Exercise brief: What follows is a block of records; reproduce all of it verbatim.

Dataset rows:

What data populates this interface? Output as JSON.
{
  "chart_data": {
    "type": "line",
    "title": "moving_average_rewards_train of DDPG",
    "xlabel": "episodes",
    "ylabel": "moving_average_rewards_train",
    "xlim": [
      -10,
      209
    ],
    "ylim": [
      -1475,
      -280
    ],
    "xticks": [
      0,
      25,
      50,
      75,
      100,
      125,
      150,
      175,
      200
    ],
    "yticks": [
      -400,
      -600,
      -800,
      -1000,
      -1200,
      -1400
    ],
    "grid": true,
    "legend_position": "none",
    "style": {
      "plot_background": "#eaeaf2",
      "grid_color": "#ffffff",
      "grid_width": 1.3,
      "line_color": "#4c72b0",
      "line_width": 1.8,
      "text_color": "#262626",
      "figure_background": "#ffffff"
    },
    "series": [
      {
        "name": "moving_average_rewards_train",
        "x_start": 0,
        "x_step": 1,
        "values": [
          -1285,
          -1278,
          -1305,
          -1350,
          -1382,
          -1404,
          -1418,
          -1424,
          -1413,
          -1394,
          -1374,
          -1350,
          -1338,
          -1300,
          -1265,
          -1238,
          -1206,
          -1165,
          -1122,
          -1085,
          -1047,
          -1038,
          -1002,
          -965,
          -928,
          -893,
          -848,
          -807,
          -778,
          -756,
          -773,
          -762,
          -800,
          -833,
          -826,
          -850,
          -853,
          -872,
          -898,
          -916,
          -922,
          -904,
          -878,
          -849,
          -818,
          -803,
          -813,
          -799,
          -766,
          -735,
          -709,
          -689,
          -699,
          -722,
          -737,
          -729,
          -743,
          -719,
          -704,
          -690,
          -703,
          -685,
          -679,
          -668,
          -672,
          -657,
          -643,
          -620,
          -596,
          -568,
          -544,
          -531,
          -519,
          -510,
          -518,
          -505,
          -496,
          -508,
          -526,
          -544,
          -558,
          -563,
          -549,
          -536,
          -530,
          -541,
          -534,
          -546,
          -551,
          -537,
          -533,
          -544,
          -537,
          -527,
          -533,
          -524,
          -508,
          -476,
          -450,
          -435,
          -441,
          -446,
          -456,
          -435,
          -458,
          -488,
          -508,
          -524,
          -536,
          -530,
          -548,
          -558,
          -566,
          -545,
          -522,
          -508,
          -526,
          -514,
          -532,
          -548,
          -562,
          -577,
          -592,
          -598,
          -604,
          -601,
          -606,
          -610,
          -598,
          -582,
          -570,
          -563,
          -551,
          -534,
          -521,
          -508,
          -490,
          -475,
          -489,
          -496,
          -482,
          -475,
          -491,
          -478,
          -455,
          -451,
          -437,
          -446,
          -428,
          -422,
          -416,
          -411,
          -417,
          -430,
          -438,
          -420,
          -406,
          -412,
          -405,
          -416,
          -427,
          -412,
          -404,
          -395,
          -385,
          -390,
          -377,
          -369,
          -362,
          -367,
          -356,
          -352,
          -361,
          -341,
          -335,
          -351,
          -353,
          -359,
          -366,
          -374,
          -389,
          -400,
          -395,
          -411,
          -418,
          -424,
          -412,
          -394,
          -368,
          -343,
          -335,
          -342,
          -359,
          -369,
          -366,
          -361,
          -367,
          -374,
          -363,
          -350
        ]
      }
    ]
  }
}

Solution to this task:
What data populates this interface? Output as JSON.
{
  "chart_data": {
    "type": "line",
    "title": "moving_average_rewards_train of DDPG",
    "xlabel": "episodes",
    "ylabel": "moving_average_rewards_train",
    "xlim": [
      -10,
      209
    ],
    "ylim": [
      -1475,
      -280
    ],
    "xticks": [
      0,
      25,
      50,
      75,
      100,
      125,
      150,
      175,
      200
    ],
    "yticks": [
      -400,
      -600,
      -800,
      -1000,
      -1200,
      -1400
    ],
    "grid": true,
    "legend_position": "none",
    "style": {
      "plot_background": "#eaeaf2",
      "grid_color": "#ffffff",
      "grid_width": 1.3,
      "line_color": "#4c72b0",
      "line_width": 1.8,
      "text_color": "#262626",
      "figure_background": "#ffffff"
    },
    "series": [
      {
        "name": "moving_average_rewards_train",
        "x_start": 0,
        "x_step": 1,
        "values": [
          -1285,
          -1278,
          -1305,
          -1350,
          -1382,
          -1404,
          -1418,
          -1424,
          -1413,
          -1394,
          -1374,
          -1350,
          -1338,
          -1300,
          -1265,
          -1238,
          -1206,
          -1165,
          -1122,
          -1085,
          -1047,
          -1038,
          -1002,
          -965,
          -928,
          -893,
          -848,
          -807,
          -778,
          -756,
          -773,
          -762,
          -800,
          -833,
          -826,
          -850,
          -853,
          -872,
          -898,
          -916,
          -922,
          -904,
          -878,
          -849,
          -818,
          -803,
          -813,
          -799,
          -766,
          -735,
          -709,
          -689,
          -699,
          -722,
          -737,
          -729,
          -743,
          -719,
          -704,
          -690,
          -703,
          -685,
          -679,
          -668,
          -672,
          -657,
          -643,
          -620,
          -596,
          -568,
          -544,
          -531,
          -519,
          -510,
          -518,
          -505,
          -496,
          -508,
          -526,
          -544,
          -558,
          -563,
          -549,
          -536,
          -530,
          -541,
          -534,
          -546,
          -551,
          -537,
          -533,
          -544,
          -537,
          -527,
          -533,
          -524,
          -508,
          -476,
          -450,
          -435,
          -441,
          -446,
          -456,
          -435,
          -458,
          -488,
          -508,
          -524,
          -536,
          -530,
          -548,
          -558,
          -566,
          -545,
          -522,
          -508,
          -526,
          -514,
          -532,
          -548,
          -562,
          -577,
          -592,
          -598,
          -604,
          -601,
          -606,
          -610,
          -598,
          -582,
          -570,
          -563,
          -551,
          -534,
          -521,
          -508,
          -490,
          -475,
          -489,
          -496,
          -482,
          -475,
          -491,
          -478,
          -455,
          -451,
          -437,
          -446,
          -428,
          -422,
          -416,
          -411,
          -417,
          -430,
          -438,
          -420,
          -406,
          -412,
          -405,
          -416,
          -427,
          -412,
          -404,
          -395,
          -385,
          -390,
          -377,
          -369,
          -362,
          -367,
          -356,
          -352,
          -361,
          -341,
          -335,
          -351,
          -353,
          -359,
          -366,
          -374,
          -389,
          -400,
          -395,
          -411,
          -418,
          -424,
          -412,
          -394,
          -368,
          -343,
          -335,
          -342,
          -359,
          -369,
          -366,
          -361,
          -367,
          -374,
          -363,
          -350
        ]
      }
    ]
  }
}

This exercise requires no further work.